-- What the task asks --
Lines holding the string "style" are the ones to copy from this listing.

## START Exercise inputs

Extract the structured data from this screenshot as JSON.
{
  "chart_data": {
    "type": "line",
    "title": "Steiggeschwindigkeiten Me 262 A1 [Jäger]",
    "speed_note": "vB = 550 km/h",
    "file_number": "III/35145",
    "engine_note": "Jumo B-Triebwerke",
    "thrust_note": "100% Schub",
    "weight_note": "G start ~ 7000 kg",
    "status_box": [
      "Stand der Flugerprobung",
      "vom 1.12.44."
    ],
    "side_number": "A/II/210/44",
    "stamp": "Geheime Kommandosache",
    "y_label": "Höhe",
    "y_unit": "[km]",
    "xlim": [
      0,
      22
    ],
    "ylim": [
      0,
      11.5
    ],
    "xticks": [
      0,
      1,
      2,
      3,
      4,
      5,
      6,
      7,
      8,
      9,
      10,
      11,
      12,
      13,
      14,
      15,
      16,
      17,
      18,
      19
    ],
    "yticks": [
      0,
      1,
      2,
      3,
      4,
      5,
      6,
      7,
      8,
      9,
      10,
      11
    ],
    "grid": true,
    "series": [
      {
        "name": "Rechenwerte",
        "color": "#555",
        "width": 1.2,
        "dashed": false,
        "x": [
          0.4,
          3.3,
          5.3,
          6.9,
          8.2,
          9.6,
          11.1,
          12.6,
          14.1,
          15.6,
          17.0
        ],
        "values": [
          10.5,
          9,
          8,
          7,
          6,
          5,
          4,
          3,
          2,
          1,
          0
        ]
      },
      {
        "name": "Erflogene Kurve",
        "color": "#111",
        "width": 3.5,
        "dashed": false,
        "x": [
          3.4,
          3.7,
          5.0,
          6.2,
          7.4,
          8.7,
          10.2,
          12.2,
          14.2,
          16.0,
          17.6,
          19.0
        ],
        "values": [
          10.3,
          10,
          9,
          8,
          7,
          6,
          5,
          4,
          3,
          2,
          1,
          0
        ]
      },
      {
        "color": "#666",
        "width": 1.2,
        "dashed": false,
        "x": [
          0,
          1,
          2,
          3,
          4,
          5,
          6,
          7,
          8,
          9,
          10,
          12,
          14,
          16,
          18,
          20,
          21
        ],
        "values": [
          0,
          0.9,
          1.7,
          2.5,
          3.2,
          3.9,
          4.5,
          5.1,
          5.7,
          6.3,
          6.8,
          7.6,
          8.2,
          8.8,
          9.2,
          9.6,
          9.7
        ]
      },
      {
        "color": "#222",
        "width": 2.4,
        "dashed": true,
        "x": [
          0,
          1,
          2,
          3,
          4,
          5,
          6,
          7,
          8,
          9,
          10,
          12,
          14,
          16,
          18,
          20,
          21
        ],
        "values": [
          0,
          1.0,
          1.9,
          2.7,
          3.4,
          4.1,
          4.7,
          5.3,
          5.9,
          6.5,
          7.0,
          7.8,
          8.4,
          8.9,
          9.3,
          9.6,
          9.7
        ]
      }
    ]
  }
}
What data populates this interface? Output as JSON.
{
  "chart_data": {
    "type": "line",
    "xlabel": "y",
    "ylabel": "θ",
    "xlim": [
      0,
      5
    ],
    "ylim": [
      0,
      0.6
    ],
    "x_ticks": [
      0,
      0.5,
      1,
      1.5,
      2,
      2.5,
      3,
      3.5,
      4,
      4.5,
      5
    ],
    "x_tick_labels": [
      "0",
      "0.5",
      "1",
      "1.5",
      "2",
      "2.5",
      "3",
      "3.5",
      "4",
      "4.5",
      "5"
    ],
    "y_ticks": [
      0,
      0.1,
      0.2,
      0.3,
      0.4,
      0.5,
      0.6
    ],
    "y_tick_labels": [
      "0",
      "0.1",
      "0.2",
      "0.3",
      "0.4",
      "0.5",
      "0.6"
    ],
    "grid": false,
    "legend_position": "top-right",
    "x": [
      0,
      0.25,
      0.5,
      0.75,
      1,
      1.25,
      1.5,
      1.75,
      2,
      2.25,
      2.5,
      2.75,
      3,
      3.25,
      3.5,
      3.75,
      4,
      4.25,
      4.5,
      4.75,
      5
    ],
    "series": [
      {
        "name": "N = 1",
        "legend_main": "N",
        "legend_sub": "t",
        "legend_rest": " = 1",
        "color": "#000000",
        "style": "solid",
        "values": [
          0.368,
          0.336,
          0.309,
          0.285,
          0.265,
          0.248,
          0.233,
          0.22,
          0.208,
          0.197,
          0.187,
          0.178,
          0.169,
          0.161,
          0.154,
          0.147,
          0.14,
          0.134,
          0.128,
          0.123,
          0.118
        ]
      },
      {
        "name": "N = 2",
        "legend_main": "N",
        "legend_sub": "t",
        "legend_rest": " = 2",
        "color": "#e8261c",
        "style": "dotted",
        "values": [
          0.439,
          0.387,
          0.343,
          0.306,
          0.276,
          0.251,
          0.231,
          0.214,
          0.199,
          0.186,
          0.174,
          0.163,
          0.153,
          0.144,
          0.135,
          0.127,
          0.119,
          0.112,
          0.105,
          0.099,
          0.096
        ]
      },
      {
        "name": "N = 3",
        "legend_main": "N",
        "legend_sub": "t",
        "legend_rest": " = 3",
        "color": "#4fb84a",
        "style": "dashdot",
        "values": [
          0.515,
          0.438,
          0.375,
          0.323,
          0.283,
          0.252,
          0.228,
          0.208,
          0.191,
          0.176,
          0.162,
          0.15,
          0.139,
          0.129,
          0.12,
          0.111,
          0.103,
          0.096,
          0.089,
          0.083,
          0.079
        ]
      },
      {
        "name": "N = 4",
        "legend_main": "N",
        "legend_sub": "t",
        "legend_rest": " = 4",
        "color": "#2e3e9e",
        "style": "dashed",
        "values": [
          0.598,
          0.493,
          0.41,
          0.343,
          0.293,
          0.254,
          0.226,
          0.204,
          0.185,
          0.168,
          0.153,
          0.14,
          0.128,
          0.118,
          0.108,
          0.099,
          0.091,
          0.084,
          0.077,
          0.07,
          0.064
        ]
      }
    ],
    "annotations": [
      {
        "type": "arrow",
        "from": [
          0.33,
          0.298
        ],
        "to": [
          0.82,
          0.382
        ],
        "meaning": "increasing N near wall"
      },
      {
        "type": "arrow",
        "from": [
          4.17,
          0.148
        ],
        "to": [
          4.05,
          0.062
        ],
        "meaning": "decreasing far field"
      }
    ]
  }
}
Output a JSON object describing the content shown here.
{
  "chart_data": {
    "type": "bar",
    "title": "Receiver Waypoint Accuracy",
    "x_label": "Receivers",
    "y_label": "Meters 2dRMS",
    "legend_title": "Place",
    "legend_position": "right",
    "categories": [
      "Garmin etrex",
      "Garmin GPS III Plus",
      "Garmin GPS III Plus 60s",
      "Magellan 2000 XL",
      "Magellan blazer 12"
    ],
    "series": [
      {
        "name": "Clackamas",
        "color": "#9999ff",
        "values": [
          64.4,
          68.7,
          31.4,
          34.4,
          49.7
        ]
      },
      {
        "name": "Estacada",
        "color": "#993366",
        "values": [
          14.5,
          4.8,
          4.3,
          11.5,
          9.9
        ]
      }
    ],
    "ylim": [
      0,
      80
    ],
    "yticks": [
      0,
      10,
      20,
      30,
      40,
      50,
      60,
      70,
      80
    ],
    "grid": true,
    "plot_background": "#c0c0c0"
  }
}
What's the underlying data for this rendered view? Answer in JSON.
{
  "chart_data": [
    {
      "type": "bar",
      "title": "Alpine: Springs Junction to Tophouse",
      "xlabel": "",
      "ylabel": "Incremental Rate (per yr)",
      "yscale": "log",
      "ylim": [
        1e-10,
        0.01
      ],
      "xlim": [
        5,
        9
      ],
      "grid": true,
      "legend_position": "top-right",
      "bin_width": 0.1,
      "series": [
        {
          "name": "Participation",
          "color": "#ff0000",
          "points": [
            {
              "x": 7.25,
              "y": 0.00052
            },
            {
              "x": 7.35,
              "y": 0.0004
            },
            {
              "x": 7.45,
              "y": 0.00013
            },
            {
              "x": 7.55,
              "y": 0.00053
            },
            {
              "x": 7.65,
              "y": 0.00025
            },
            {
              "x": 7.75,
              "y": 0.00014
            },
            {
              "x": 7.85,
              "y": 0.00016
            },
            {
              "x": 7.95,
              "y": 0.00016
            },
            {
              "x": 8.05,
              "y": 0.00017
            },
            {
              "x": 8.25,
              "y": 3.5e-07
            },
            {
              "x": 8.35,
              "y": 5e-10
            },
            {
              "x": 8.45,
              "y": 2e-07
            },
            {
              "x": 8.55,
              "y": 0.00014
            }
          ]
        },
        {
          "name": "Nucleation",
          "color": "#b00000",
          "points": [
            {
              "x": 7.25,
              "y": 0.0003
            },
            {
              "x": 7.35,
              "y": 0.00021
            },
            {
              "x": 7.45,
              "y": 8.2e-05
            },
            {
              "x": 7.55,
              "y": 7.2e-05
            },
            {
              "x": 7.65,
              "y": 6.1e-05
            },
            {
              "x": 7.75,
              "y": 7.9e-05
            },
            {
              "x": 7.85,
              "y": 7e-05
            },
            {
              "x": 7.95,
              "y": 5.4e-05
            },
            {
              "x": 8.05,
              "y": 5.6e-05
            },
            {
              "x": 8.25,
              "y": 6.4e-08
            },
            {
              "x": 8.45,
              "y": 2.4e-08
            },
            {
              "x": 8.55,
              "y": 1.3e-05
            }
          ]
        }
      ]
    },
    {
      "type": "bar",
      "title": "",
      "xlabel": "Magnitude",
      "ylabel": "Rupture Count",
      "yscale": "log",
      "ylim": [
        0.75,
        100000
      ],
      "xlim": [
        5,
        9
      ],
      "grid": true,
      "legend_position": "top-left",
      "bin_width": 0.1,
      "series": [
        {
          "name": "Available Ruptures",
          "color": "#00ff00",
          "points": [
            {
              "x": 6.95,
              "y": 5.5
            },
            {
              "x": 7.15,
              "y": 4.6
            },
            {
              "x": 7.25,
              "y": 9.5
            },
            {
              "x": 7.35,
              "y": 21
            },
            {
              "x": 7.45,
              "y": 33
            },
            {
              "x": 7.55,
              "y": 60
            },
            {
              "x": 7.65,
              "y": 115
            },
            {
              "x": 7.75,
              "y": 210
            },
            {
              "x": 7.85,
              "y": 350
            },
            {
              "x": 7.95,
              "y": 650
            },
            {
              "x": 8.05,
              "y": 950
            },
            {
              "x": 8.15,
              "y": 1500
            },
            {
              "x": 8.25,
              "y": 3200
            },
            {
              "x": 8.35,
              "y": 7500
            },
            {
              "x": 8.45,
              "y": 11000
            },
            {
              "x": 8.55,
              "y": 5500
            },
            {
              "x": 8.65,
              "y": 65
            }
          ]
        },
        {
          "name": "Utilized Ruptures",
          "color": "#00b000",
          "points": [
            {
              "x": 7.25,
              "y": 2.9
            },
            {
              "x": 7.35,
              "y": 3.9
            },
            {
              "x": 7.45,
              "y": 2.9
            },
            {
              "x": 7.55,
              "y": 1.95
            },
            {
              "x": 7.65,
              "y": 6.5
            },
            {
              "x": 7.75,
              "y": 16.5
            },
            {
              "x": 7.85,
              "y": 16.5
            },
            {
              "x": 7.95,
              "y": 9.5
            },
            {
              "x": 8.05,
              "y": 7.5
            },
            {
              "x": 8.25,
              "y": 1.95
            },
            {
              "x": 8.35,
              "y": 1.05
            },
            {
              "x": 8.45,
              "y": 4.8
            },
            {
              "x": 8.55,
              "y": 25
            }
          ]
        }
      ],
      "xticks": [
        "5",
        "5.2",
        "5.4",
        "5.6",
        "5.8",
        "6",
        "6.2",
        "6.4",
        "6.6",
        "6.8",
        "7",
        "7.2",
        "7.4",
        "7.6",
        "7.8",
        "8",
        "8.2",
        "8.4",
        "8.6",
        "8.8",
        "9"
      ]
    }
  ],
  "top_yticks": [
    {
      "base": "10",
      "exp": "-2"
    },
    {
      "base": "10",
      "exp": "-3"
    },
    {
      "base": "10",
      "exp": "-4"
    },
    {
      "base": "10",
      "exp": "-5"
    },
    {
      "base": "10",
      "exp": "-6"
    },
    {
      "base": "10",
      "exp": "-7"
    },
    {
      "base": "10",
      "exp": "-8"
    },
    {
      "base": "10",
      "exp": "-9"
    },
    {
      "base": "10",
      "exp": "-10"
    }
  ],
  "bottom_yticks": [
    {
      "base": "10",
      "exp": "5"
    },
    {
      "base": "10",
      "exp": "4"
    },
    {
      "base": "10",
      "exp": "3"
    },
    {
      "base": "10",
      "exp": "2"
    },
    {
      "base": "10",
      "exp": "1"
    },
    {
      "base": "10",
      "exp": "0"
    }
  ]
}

## END Exercise inputs

-- Completed exercise --
        "style": "solid",
        "style": "dotted",
        "style": "dashdot",
        "style": "dashed",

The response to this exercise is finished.